§ **WHAT IS REQUIRED**: Omit every picture while repeating the entries exactly.

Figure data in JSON
########

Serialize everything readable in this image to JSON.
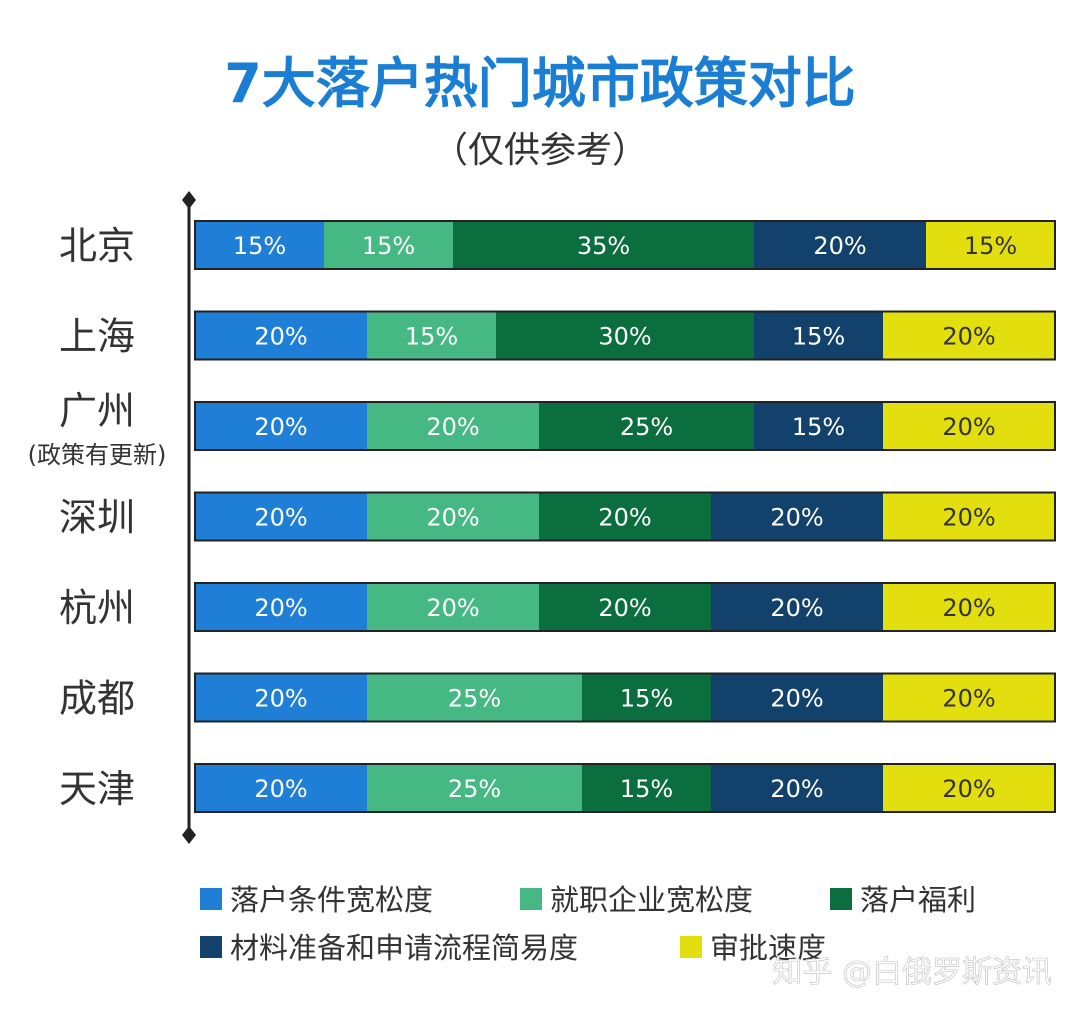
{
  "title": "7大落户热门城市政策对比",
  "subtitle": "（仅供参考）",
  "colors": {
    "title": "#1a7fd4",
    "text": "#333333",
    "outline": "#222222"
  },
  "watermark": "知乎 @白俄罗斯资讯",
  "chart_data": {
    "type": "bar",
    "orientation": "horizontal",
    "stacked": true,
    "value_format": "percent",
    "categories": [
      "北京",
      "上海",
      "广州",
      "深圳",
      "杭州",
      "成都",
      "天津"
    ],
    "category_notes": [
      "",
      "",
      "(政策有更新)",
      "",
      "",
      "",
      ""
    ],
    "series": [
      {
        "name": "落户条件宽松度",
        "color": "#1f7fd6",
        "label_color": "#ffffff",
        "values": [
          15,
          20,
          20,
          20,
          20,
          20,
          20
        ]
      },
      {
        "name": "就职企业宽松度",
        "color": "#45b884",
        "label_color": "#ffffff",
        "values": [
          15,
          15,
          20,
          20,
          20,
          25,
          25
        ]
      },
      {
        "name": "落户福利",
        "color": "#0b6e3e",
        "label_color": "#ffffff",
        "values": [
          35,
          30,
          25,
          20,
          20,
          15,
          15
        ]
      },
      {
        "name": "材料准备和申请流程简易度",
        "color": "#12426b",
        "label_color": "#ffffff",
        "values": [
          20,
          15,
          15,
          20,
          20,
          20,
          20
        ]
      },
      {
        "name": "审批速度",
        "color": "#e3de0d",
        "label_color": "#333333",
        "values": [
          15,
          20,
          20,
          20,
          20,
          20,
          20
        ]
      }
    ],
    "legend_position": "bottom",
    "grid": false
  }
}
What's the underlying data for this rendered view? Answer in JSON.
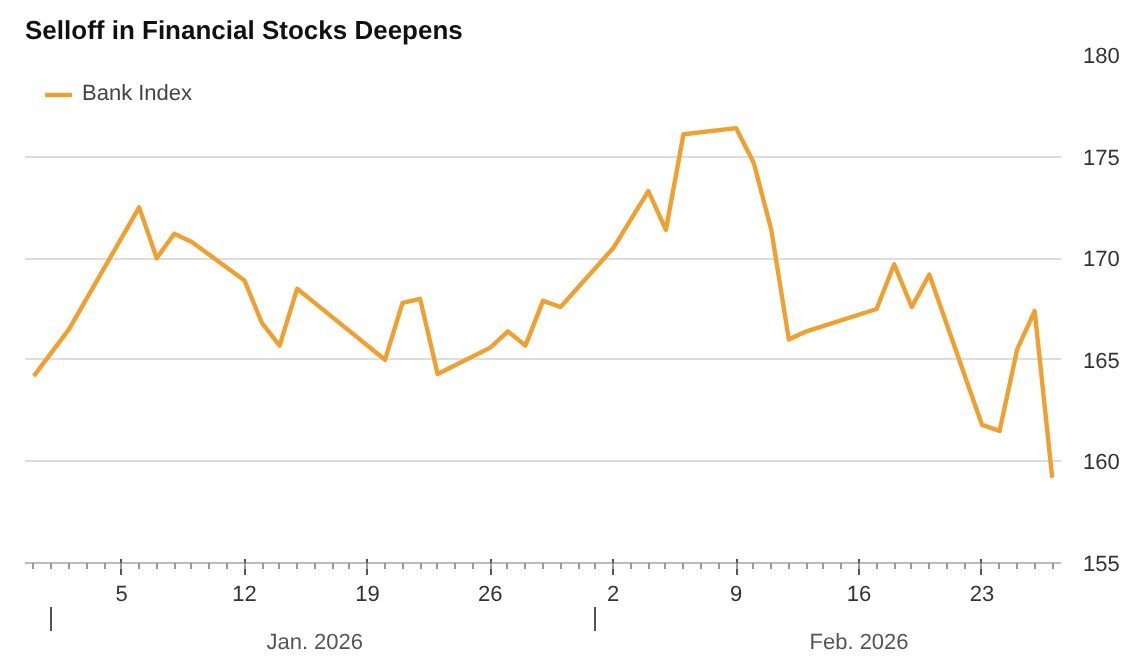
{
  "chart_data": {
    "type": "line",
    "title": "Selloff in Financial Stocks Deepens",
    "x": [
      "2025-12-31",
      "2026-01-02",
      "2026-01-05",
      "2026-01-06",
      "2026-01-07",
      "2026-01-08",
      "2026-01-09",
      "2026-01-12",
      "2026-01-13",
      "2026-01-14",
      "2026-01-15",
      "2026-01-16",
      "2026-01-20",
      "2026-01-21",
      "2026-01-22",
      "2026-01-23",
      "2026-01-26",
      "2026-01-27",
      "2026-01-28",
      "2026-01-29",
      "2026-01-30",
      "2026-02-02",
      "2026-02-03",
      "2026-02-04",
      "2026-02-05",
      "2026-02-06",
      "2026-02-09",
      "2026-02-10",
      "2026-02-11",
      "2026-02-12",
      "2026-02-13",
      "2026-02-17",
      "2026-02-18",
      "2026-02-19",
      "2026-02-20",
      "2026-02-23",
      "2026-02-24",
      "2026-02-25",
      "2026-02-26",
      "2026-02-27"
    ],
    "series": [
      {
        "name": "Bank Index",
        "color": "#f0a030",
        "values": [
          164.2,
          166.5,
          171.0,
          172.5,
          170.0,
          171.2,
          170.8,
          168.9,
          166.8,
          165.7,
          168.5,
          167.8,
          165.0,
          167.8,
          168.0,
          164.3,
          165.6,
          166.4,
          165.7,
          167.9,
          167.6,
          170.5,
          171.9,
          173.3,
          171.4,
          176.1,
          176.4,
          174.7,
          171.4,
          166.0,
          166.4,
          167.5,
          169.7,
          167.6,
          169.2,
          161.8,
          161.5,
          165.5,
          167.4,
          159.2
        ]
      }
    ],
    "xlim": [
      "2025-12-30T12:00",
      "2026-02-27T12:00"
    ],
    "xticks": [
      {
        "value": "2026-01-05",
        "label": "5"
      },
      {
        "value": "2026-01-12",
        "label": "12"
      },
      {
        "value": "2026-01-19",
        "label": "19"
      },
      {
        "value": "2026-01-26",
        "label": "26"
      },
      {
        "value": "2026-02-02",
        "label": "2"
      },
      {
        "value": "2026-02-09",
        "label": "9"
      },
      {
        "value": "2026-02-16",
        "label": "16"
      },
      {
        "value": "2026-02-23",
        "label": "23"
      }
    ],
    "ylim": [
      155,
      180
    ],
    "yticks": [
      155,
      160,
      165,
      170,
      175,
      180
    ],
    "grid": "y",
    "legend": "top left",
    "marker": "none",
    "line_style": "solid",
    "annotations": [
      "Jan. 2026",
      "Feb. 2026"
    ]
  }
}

########

§ **WORKED SOLUTION**:
Serialize everything readable in this image to JSON.
{
  "title": "7大落户热门城市政策对比",
  "subtitle": "（仅供参考）",
  "colors": {
    "title": "#1a7fd4",
    "text": "#333333",
    "outline": "#222222"
  },
  "watermark": "知乎 @白俄罗斯资讯",
  "chart_data": {
    "type": "bar",
    "orientation": "horizontal",
    "stacked": true,
    "value_format": "percent",
    "categories": [
      "北京",
      "上海",
      "广州",
      "深圳",
      "杭州",
      "成都",
      "天津"
    ],
    "category_notes": [
      "",
      "",
      "(政策有更新)",
      "",
      "",
      "",
      ""
    ],
    "series": [
      {
        "name": "落户条件宽松度",
        "color": "#1f7fd6",
        "label_color": "#ffffff",
        "values": [
          15,
          20,
          20,
          20,
          20,
          20,
          20
        ]
      },
      {
        "name": "就职企业宽松度",
        "color": "#45b884",
        "label_color": "#ffffff",
        "values": [
          15,
          15,
          20,
          20,
          20,
          25,
          25
        ]
      },
      {
        "name": "落户福利",
        "color": "#0b6e3e",
        "label_color": "#ffffff",
        "values": [
          35,
          30,
          25,
          20,
          20,
          15,
          15
        ]
      },
      {
        "name": "材料准备和申请流程简易度",
        "color": "#12426b",
        "label_color": "#ffffff",
        "values": [
          20,
          15,
          15,
          20,
          20,
          20,
          20
        ]
      },
      {
        "name": "审批速度",
        "color": "#e3de0d",
        "label_color": "#333333",
        "values": [
          15,
          20,
          20,
          20,
          20,
          20,
          20
        ]
      }
    ],
    "legend_position": "bottom",
    "grid": false
  }
}
What's the underlying data for this rendered view? Answer in JSON.
{
  "chart_data": {
    "type": "line",
    "title": "Selloff in Financial Stocks Deepens",
    "x": [
      "2025-12-31",
      "2026-01-02",
      "2026-01-05",
      "2026-01-06",
      "2026-01-07",
      "2026-01-08",
      "2026-01-09",
      "2026-01-12",
      "2026-01-13",
      "2026-01-14",
      "2026-01-15",
      "2026-01-16",
      "2026-01-20",
      "2026-01-21",
      "2026-01-22",
      "2026-01-23",
      "2026-01-26",
      "2026-01-27",
      "2026-01-28",
      "2026-01-29",
      "2026-01-30",
      "2026-02-02",
      "2026-02-03",
      "2026-02-04",
      "2026-02-05",
      "2026-02-06",
      "2026-02-09",
      "2026-02-10",
      "2026-02-11",
      "2026-02-12",
      "2026-02-13",
      "2026-02-17",
      "2026-02-18",
      "2026-02-19",
      "2026-02-20",
      "2026-02-23",
      "2026-02-24",
      "2026-02-25",
      "2026-02-26",
      "2026-02-27"
    ],
    "series": [
      {
        "name": "Bank Index",
        "color": "#f0a030",
        "values": [
          164.2,
          166.5,
          171.0,
          172.5,
          170.0,
          171.2,
          170.8,
          168.9,
          166.8,
          165.7,
          168.5,
          167.8,
          165.0,
          167.8,
          168.0,
          164.3,
          165.6,
          166.4,
          165.7,
          167.9,
          167.6,
          170.5,
          171.9,
          173.3,
          171.4,
          176.1,
          176.4,
          174.7,
          171.4,
          166.0,
          166.4,
          167.5,
          169.7,
          167.6,
          169.2,
          161.8,
          161.5,
          165.5,
          167.4,
          159.2
        ]
      }
    ],
    "xlim": [
      "2025-12-30T12:00",
      "2026-02-27T12:00"
    ],
    "xticks": [
      {
        "value": "2026-01-05",
        "label": "5"
      },
      {
        "value": "2026-01-12",
        "label": "12"
      },
      {
        "value": "2026-01-19",
        "label": "19"
      },
      {
        "value": "2026-01-26",
        "label": "26"
      },
      {
        "value": "2026-02-02",
        "label": "2"
      },
      {
        "value": "2026-02-09",
        "label": "9"
      },
      {
        "value": "2026-02-16",
        "label": "16"
      },
      {
        "value": "2026-02-23",
        "label": "23"
      }
    ],
    "ylim": [
      155,
      180
    ],
    "yticks": [
      155,
      160,
      165,
      170,
      175,
      180
    ],
    "grid": "y",
    "legend": "top left",
    "marker": "none",
    "line_style": "solid",
    "annotations": [
      "Jan. 2026",
      "Feb. 2026"
    ]
  }
}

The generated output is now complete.